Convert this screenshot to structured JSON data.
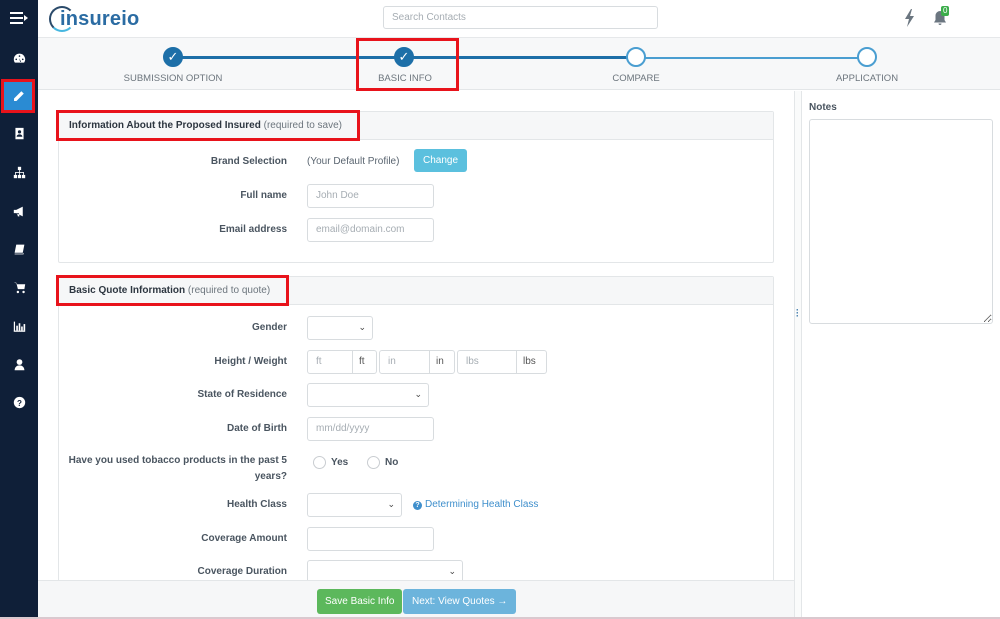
{
  "app": {
    "logo_text": "insureio"
  },
  "header": {
    "search_placeholder": "Search Contacts",
    "notification_count": "0"
  },
  "sidebar": {
    "items": [
      {
        "icon": "dashboard-icon"
      },
      {
        "icon": "pencil-icon",
        "active": true
      },
      {
        "icon": "contact-card-icon"
      },
      {
        "icon": "org-chart-icon"
      },
      {
        "icon": "megaphone-icon"
      },
      {
        "icon": "book-icon"
      },
      {
        "icon": "cart-icon"
      },
      {
        "icon": "bar-chart-icon"
      },
      {
        "icon": "user-icon"
      },
      {
        "icon": "help-icon"
      }
    ]
  },
  "stepper": {
    "steps": [
      {
        "label": "SUBMISSION OPTION",
        "status": "done"
      },
      {
        "label": "BASIC INFO",
        "status": "done"
      },
      {
        "label": "COMPARE",
        "status": "todo"
      },
      {
        "label": "APPLICATION",
        "status": "todo"
      }
    ],
    "check": "✓"
  },
  "insured_section": {
    "title": "Information About the Proposed Insured",
    "note": "(required to save)",
    "brand_label": "Brand Selection",
    "brand_value": "(Your Default Profile)",
    "change_button": "Change",
    "full_name_label": "Full name",
    "full_name_placeholder": "John Doe",
    "email_label": "Email address",
    "email_placeholder": "email@domain.com"
  },
  "quote_section": {
    "title": "Basic Quote Information",
    "note": "(required to quote)",
    "gender_label": "Gender",
    "gender_value": "",
    "height_weight_label": "Height / Weight",
    "ft_placeholder": "ft",
    "ft_addon": "ft",
    "in_placeholder": "in",
    "in_addon": "in",
    "lbs_placeholder": "lbs",
    "lbs_addon": "lbs",
    "state_label": "State of Residence",
    "state_value": "",
    "dob_label": "Date of Birth",
    "dob_placeholder": "mm/dd/yyyy",
    "tobacco_label_line1": "Have you used tobacco products in the past 5",
    "tobacco_label_line2": "years?",
    "tobacco_yes": "Yes",
    "tobacco_no": "No",
    "health_class_label": "Health Class",
    "health_class_value": "",
    "health_class_link": "Determining Health Class",
    "coverage_amount_label": "Coverage Amount",
    "coverage_amount_value": "",
    "coverage_duration_label": "Coverage Duration",
    "coverage_duration_value": ""
  },
  "footer": {
    "save_button": "Save Basic Info",
    "next_button": "Next: View Quotes →"
  },
  "notes": {
    "label": "Notes",
    "value": ""
  }
}
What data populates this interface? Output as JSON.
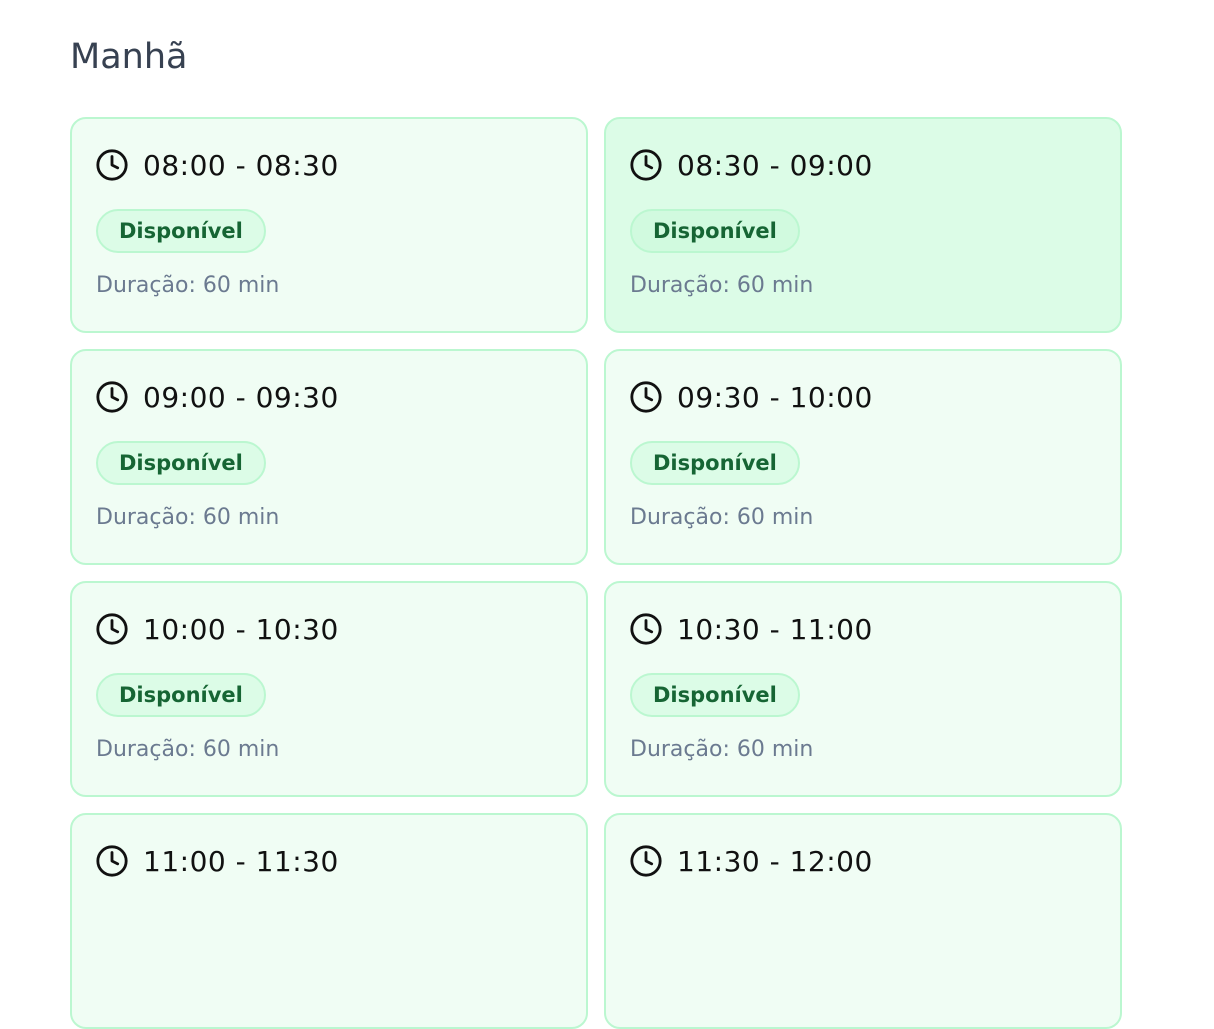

=-=-=-=-=

_EXERCISE TASK_
Return each line that includes "chart".

_EXERCISE OUTPUT_
        "icon": "org-chart-icon"
        "icon": "bar-chart-icon"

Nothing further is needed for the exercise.